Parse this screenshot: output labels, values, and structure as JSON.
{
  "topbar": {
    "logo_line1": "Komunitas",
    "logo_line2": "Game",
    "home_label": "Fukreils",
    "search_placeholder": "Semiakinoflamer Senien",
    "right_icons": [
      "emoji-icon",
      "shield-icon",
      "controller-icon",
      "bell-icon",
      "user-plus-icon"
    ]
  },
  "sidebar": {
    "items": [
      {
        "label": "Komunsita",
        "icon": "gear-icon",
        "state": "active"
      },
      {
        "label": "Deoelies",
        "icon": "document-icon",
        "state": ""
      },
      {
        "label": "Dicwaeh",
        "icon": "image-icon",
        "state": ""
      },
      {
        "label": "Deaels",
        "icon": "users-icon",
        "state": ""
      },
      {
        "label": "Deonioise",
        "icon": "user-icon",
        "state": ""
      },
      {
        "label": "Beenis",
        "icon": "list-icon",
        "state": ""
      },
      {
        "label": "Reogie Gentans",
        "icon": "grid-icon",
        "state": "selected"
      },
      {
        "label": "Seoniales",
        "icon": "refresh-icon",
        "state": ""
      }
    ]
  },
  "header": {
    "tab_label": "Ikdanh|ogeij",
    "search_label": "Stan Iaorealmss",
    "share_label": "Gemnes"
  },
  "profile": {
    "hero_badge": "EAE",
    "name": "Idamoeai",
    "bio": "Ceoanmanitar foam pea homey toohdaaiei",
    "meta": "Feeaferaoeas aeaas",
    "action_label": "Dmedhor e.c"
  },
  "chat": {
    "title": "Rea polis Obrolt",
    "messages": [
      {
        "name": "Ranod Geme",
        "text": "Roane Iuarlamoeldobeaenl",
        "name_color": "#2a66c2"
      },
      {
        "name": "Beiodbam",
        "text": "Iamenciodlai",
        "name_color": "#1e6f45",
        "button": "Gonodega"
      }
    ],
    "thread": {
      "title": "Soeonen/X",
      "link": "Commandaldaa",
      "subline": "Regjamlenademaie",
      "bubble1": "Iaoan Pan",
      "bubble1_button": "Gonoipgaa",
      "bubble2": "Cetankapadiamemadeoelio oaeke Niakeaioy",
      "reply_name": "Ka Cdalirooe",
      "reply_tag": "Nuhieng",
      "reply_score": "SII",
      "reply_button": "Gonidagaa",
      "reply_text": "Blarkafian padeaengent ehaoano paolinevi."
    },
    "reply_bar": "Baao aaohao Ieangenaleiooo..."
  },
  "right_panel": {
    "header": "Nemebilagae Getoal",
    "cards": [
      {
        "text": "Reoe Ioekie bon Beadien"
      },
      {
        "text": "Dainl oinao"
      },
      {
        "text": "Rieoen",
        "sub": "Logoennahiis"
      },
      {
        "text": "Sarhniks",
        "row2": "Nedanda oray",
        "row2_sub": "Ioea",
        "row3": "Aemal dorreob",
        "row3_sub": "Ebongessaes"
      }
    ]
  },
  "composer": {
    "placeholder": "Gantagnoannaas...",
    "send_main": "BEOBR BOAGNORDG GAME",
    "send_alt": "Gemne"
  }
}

### Do this
Copy out the whole listing exactly.

### Solution to this exercise
Parse this screenshot: output labels, values, and structure as JSON.
{
  "topbar": {
    "logo_line1": "Komunitas",
    "logo_line2": "Game",
    "home_label": "Fukreils",
    "search_placeholder": "Semiakinoflamer Senien",
    "right_icons": [
      "emoji-icon",
      "shield-icon",
      "controller-icon",
      "bell-icon",
      "user-plus-icon"
    ]
  },
  "sidebar": {
    "items": [
      {
        "label": "Komunsita",
        "icon": "gear-icon",
        "state": "active"
      },
      {
        "label": "Deoelies",
        "icon": "document-icon",
        "state": ""
      },
      {
        "label": "Dicwaeh",
        "icon": "image-icon",
        "state": ""
      },
      {
        "label": "Deaels",
        "icon": "users-icon",
        "state": ""
      },
      {
        "label": "Deonioise",
        "icon": "user-icon",
        "state": ""
      },
      {
        "label": "Beenis",
        "icon": "list-icon",
        "state": ""
      },
      {
        "label": "Reogie Gentans",
        "icon": "grid-icon",
        "state": "selected"
      },
      {
        "label": "Seoniales",
        "icon": "refresh-icon",
        "state": ""
      }
    ]
  },
  "header": {
    "tab_label": "Ikdanh|ogeij",
    "search_label": "Stan Iaorealmss",
    "share_label": "Gemnes"
  },
  "profile": {
    "hero_badge": "EAE",
    "name": "Idamoeai",
    "bio": "Ceoanmanitar foam pea homey toohdaaiei",
    "meta": "Feeaferaoeas aeaas",
    "action_label": "Dmedhor e.c"
  },
  "chat": {
    "title": "Rea polis Obrolt",
    "messages": [
      {
        "name": "Ranod Geme",
        "text": "Roane Iuarlamoeldobeaenl",
        "name_color": "#2a66c2"
      },
      {
        "name": "Beiodbam",
        "text": "Iamenciodlai",
        "name_color": "#1e6f45",
        "button": "Gonodega"
      }
    ],
    "thread": {
      "title": "Soeonen/X",
      "link": "Commandaldaa",
      "subline": "Regjamlenademaie",
      "bubble1": "Iaoan Pan",
      "bubble1_button": "Gonoipgaa",
      "bubble2": "Cetankapadiamemadeoelio oaeke Niakeaioy",
      "reply_name": "Ka Cdalirooe",
      "reply_tag": "Nuhieng",
      "reply_score": "SII",
      "reply_button": "Gonidagaa",
      "reply_text": "Blarkafian padeaengent ehaoano paolinevi."
    },
    "reply_bar": "Baao aaohao Ieangenaleiooo..."
  },
  "right_panel": {
    "header": "Nemebilagae Getoal",
    "cards": [
      {
        "text": "Reoe Ioekie bon Beadien"
      },
      {
        "text": "Dainl oinao"
      },
      {
        "text": "Rieoen",
        "sub": "Logoennahiis"
      },
      {
        "text": "Sarhniks",
        "row2": "Nedanda oray",
        "row2_sub": "Ioea",
        "row3": "Aemal dorreob",
        "row3_sub": "Ebongessaes"
      }
    ]
  },
  "composer": {
    "placeholder": "Gantagnoannaas...",
    "send_main": "BEOBR BOAGNORDG GAME",
    "send_alt": "Gemne"
  }
}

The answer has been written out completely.